▶ **What is required**: Find the string "返回甲方维修的加油车" in the entries and copy each line that has it.

[Part of a data file]
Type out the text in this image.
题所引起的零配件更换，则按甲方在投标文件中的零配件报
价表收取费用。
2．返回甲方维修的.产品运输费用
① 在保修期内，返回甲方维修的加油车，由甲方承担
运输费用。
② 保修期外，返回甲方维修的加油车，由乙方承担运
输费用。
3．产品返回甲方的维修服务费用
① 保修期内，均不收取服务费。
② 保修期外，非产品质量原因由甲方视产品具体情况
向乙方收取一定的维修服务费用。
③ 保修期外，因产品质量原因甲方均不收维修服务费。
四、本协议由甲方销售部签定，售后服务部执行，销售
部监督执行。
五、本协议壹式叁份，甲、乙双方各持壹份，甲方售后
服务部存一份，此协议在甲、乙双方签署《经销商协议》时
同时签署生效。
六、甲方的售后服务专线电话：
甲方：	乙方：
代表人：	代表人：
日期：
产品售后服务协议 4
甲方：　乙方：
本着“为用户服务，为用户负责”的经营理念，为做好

▶ **Answer below**:
① 在保修期内，返回甲方维修的加油车，由甲方承担
② 保修期外，返回甲方维修的加油车，由乙方承担运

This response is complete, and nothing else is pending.